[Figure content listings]
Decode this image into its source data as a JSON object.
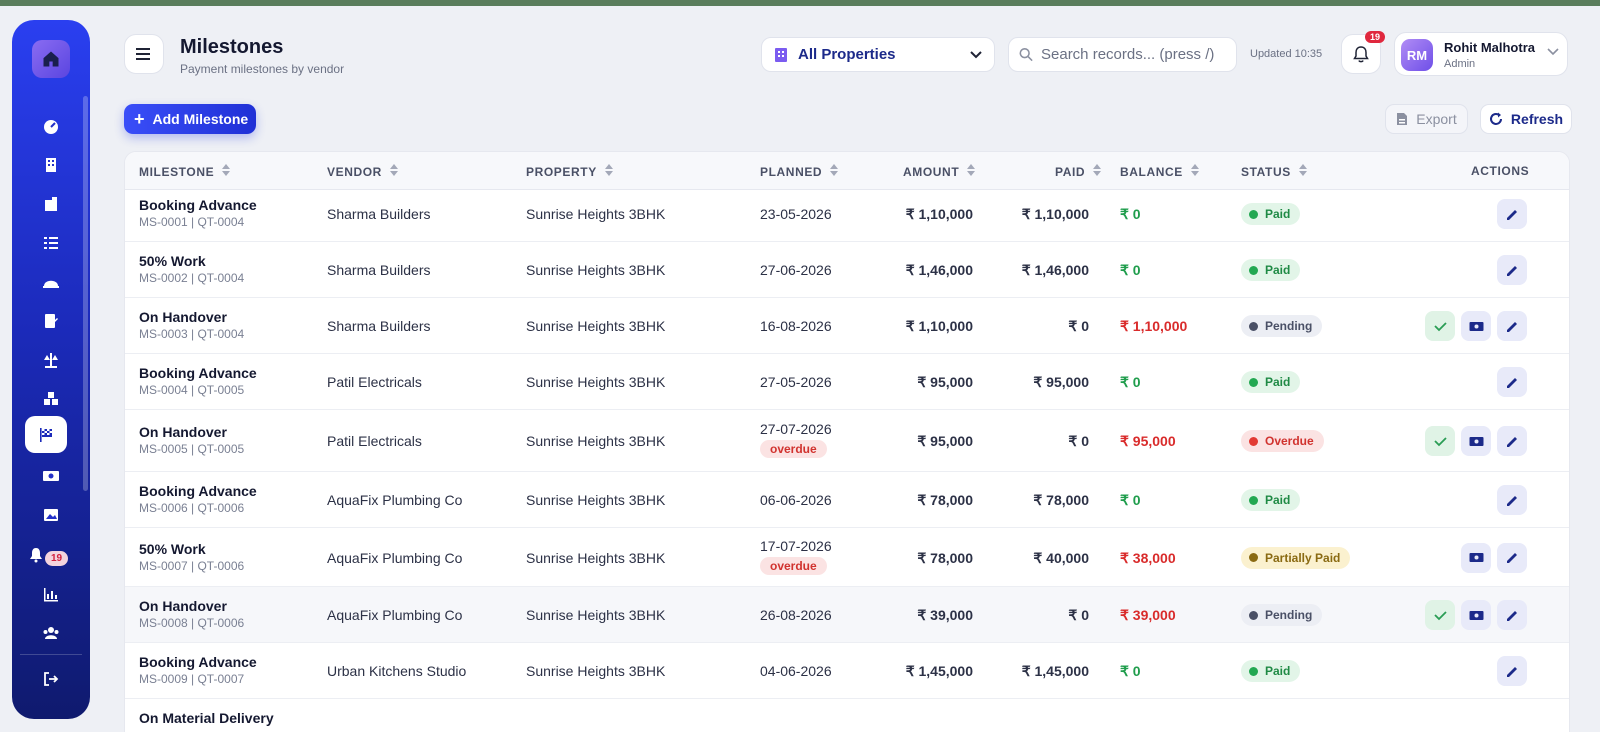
{
  "header": {
    "title": "Milestones",
    "subtitle": "Payment milestones by vendor",
    "property_select": "All Properties",
    "search_placeholder": "Search records... (press /)",
    "updated": "Updated 10:35",
    "notification_count": "19"
  },
  "user": {
    "initials": "RM",
    "name": "Rohit Malhotra",
    "role": "Admin"
  },
  "sidebar": {
    "badge": "19",
    "items": [
      {
        "icon": "dashboard-icon"
      },
      {
        "icon": "building-icon"
      },
      {
        "icon": "property-icon"
      },
      {
        "icon": "checklist-icon"
      },
      {
        "icon": "hardhat-icon"
      },
      {
        "icon": "quotation-icon"
      },
      {
        "icon": "scale-icon"
      },
      {
        "icon": "boxes-icon"
      },
      {
        "icon": "flag-checkered-icon",
        "active": true
      },
      {
        "icon": "money-icon"
      },
      {
        "icon": "images-icon"
      },
      {
        "icon": "bell-icon"
      },
      {
        "icon": "chart-icon"
      },
      {
        "icon": "users-icon"
      },
      {
        "icon": "logout-icon"
      }
    ]
  },
  "toolbar": {
    "add_label": "Add Milestone",
    "export_label": "Export",
    "refresh_label": "Refresh"
  },
  "table": {
    "headers": [
      "MILESTONE",
      "VENDOR",
      "PROPERTY",
      "PLANNED",
      "AMOUNT",
      "PAID",
      "BALANCE",
      "STATUS",
      "ACTIONS"
    ],
    "rows": [
      {
        "title": "Booking Advance",
        "sub": "MS-0001 | QT-0004",
        "vendor": "Sharma Builders",
        "property": "Sunrise Heights 3BHK",
        "planned": "23-05-2026",
        "overdue": "",
        "amount": "₹ 1,10,000",
        "paid": "₹ 1,10,000",
        "balance": "₹ 0",
        "status": "Paid",
        "actions": [
          "edit"
        ]
      },
      {
        "title": "50% Work",
        "sub": "MS-0002 | QT-0004",
        "vendor": "Sharma Builders",
        "property": "Sunrise Heights 3BHK",
        "planned": "27-06-2026",
        "overdue": "",
        "amount": "₹ 1,46,000",
        "paid": "₹ 1,46,000",
        "balance": "₹ 0",
        "status": "Paid",
        "actions": [
          "edit"
        ]
      },
      {
        "title": "On Handover",
        "sub": "MS-0003 | QT-0004",
        "vendor": "Sharma Builders",
        "property": "Sunrise Heights 3BHK",
        "planned": "16-08-2026",
        "overdue": "",
        "amount": "₹ 1,10,000",
        "paid": "₹ 0",
        "balance": "₹ 1,10,000",
        "status": "Pending",
        "actions": [
          "check",
          "pay",
          "edit"
        ]
      },
      {
        "title": "Booking Advance",
        "sub": "MS-0004 | QT-0005",
        "vendor": "Patil Electricals",
        "property": "Sunrise Heights 3BHK",
        "planned": "27-05-2026",
        "overdue": "",
        "amount": "₹ 95,000",
        "paid": "₹ 95,000",
        "balance": "₹ 0",
        "status": "Paid",
        "actions": [
          "edit"
        ]
      },
      {
        "title": "On Handover",
        "sub": "MS-0005 | QT-0005",
        "vendor": "Patil Electricals",
        "property": "Sunrise Heights 3BHK",
        "planned": "27-07-2026",
        "overdue": "overdue",
        "amount": "₹ 95,000",
        "paid": "₹ 0",
        "balance": "₹ 95,000",
        "status": "Overdue",
        "actions": [
          "check",
          "pay",
          "edit"
        ]
      },
      {
        "title": "Booking Advance",
        "sub": "MS-0006 | QT-0006",
        "vendor": "AquaFix Plumbing Co",
        "property": "Sunrise Heights 3BHK",
        "planned": "06-06-2026",
        "overdue": "",
        "amount": "₹ 78,000",
        "paid": "₹ 78,000",
        "balance": "₹ 0",
        "status": "Paid",
        "actions": [
          "edit"
        ]
      },
      {
        "title": "50% Work",
        "sub": "MS-0007 | QT-0006",
        "vendor": "AquaFix Plumbing Co",
        "property": "Sunrise Heights 3BHK",
        "planned": "17-07-2026",
        "overdue": "overdue",
        "amount": "₹ 78,000",
        "paid": "₹ 40,000",
        "balance": "₹ 38,000",
        "status": "Partially Paid",
        "actions": [
          "pay",
          "edit"
        ]
      },
      {
        "title": "On Handover",
        "sub": "MS-0008 | QT-0006",
        "vendor": "AquaFix Plumbing Co",
        "property": "Sunrise Heights 3BHK",
        "planned": "26-08-2026",
        "overdue": "",
        "amount": "₹ 39,000",
        "paid": "₹ 0",
        "balance": "₹ 39,000",
        "status": "Pending",
        "actions": [
          "check",
          "pay",
          "edit"
        ]
      },
      {
        "title": "Booking Advance",
        "sub": "MS-0009 | QT-0007",
        "vendor": "Urban Kitchens Studio",
        "property": "Sunrise Heights 3BHK",
        "planned": "04-06-2026",
        "overdue": "",
        "amount": "₹ 1,45,000",
        "paid": "₹ 1,45,000",
        "balance": "₹ 0",
        "status": "Paid",
        "actions": [
          "edit"
        ]
      },
      {
        "title": "On Material Delivery",
        "sub": "",
        "vendor": "",
        "property": "",
        "planned": "",
        "overdue": "",
        "amount": "",
        "paid": "",
        "balance": "",
        "status": "",
        "actions": []
      }
    ]
  },
  "colors": {
    "accent": "#2a3ff0",
    "paid": "#1f9d4c",
    "due": "#d92b2b"
  }
}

## [Task instructions]
Can you restate all the records above word for word while dropping the pictures?

## [Response to the exercise]
Decode this image into its source data as a JSON object.
{
  "header": {
    "title": "Milestones",
    "subtitle": "Payment milestones by vendor",
    "property_select": "All Properties",
    "search_placeholder": "Search records... (press /)",
    "updated": "Updated 10:35",
    "notification_count": "19"
  },
  "user": {
    "initials": "RM",
    "name": "Rohit Malhotra",
    "role": "Admin"
  },
  "sidebar": {
    "badge": "19",
    "items": [
      {
        "icon": "dashboard-icon"
      },
      {
        "icon": "building-icon"
      },
      {
        "icon": "property-icon"
      },
      {
        "icon": "checklist-icon"
      },
      {
        "icon": "hardhat-icon"
      },
      {
        "icon": "quotation-icon"
      },
      {
        "icon": "scale-icon"
      },
      {
        "icon": "boxes-icon"
      },
      {
        "icon": "flag-checkered-icon",
        "active": true
      },
      {
        "icon": "money-icon"
      },
      {
        "icon": "images-icon"
      },
      {
        "icon": "bell-icon"
      },
      {
        "icon": "chart-icon"
      },
      {
        "icon": "users-icon"
      },
      {
        "icon": "logout-icon"
      }
    ]
  },
  "toolbar": {
    "add_label": "Add Milestone",
    "export_label": "Export",
    "refresh_label": "Refresh"
  },
  "table": {
    "headers": [
      "MILESTONE",
      "VENDOR",
      "PROPERTY",
      "PLANNED",
      "AMOUNT",
      "PAID",
      "BALANCE",
      "STATUS",
      "ACTIONS"
    ],
    "rows": [
      {
        "title": "Booking Advance",
        "sub": "MS-0001 | QT-0004",
        "vendor": "Sharma Builders",
        "property": "Sunrise Heights 3BHK",
        "planned": "23-05-2026",
        "overdue": "",
        "amount": "₹ 1,10,000",
        "paid": "₹ 1,10,000",
        "balance": "₹ 0",
        "status": "Paid",
        "actions": [
          "edit"
        ]
      },
      {
        "title": "50% Work",
        "sub": "MS-0002 | QT-0004",
        "vendor": "Sharma Builders",
        "property": "Sunrise Heights 3BHK",
        "planned": "27-06-2026",
        "overdue": "",
        "amount": "₹ 1,46,000",
        "paid": "₹ 1,46,000",
        "balance": "₹ 0",
        "status": "Paid",
        "actions": [
          "edit"
        ]
      },
      {
        "title": "On Handover",
        "sub": "MS-0003 | QT-0004",
        "vendor": "Sharma Builders",
        "property": "Sunrise Heights 3BHK",
        "planned": "16-08-2026",
        "overdue": "",
        "amount": "₹ 1,10,000",
        "paid": "₹ 0",
        "balance": "₹ 1,10,000",
        "status": "Pending",
        "actions": [
          "check",
          "pay",
          "edit"
        ]
      },
      {
        "title": "Booking Advance",
        "sub": "MS-0004 | QT-0005",
        "vendor": "Patil Electricals",
        "property": "Sunrise Heights 3BHK",
        "planned": "27-05-2026",
        "overdue": "",
        "amount": "₹ 95,000",
        "paid": "₹ 95,000",
        "balance": "₹ 0",
        "status": "Paid",
        "actions": [
          "edit"
        ]
      },
      {
        "title": "On Handover",
        "sub": "MS-0005 | QT-0005",
        "vendor": "Patil Electricals",
        "property": "Sunrise Heights 3BHK",
        "planned": "27-07-2026",
        "overdue": "overdue",
        "amount": "₹ 95,000",
        "paid": "₹ 0",
        "balance": "₹ 95,000",
        "status": "Overdue",
        "actions": [
          "check",
          "pay",
          "edit"
        ]
      },
      {
        "title": "Booking Advance",
        "sub": "MS-0006 | QT-0006",
        "vendor": "AquaFix Plumbing Co",
        "property": "Sunrise Heights 3BHK",
        "planned": "06-06-2026",
        "overdue": "",
        "amount": "₹ 78,000",
        "paid": "₹ 78,000",
        "balance": "₹ 0",
        "status": "Paid",
        "actions": [
          "edit"
        ]
      },
      {
        "title": "50% Work",
        "sub": "MS-0007 | QT-0006",
        "vendor": "AquaFix Plumbing Co",
        "property": "Sunrise Heights 3BHK",
        "planned": "17-07-2026",
        "overdue": "overdue",
        "amount": "₹ 78,000",
        "paid": "₹ 40,000",
        "balance": "₹ 38,000",
        "status": "Partially Paid",
        "actions": [
          "pay",
          "edit"
        ]
      },
      {
        "title": "On Handover",
        "sub": "MS-0008 | QT-0006",
        "vendor": "AquaFix Plumbing Co",
        "property": "Sunrise Heights 3BHK",
        "planned": "26-08-2026",
        "overdue": "",
        "amount": "₹ 39,000",
        "paid": "₹ 0",
        "balance": "₹ 39,000",
        "status": "Pending",
        "actions": [
          "check",
          "pay",
          "edit"
        ]
      },
      {
        "title": "Booking Advance",
        "sub": "MS-0009 | QT-0007",
        "vendor": "Urban Kitchens Studio",
        "property": "Sunrise Heights 3BHK",
        "planned": "04-06-2026",
        "overdue": "",
        "amount": "₹ 1,45,000",
        "paid": "₹ 1,45,000",
        "balance": "₹ 0",
        "status": "Paid",
        "actions": [
          "edit"
        ]
      },
      {
        "title": "On Material Delivery",
        "sub": "",
        "vendor": "",
        "property": "",
        "planned": "",
        "overdue": "",
        "amount": "",
        "paid": "",
        "balance": "",
        "status": "",
        "actions": []
      }
    ]
  },
  "colors": {
    "accent": "#2a3ff0",
    "paid": "#1f9d4c",
    "due": "#d92b2b"
  }
}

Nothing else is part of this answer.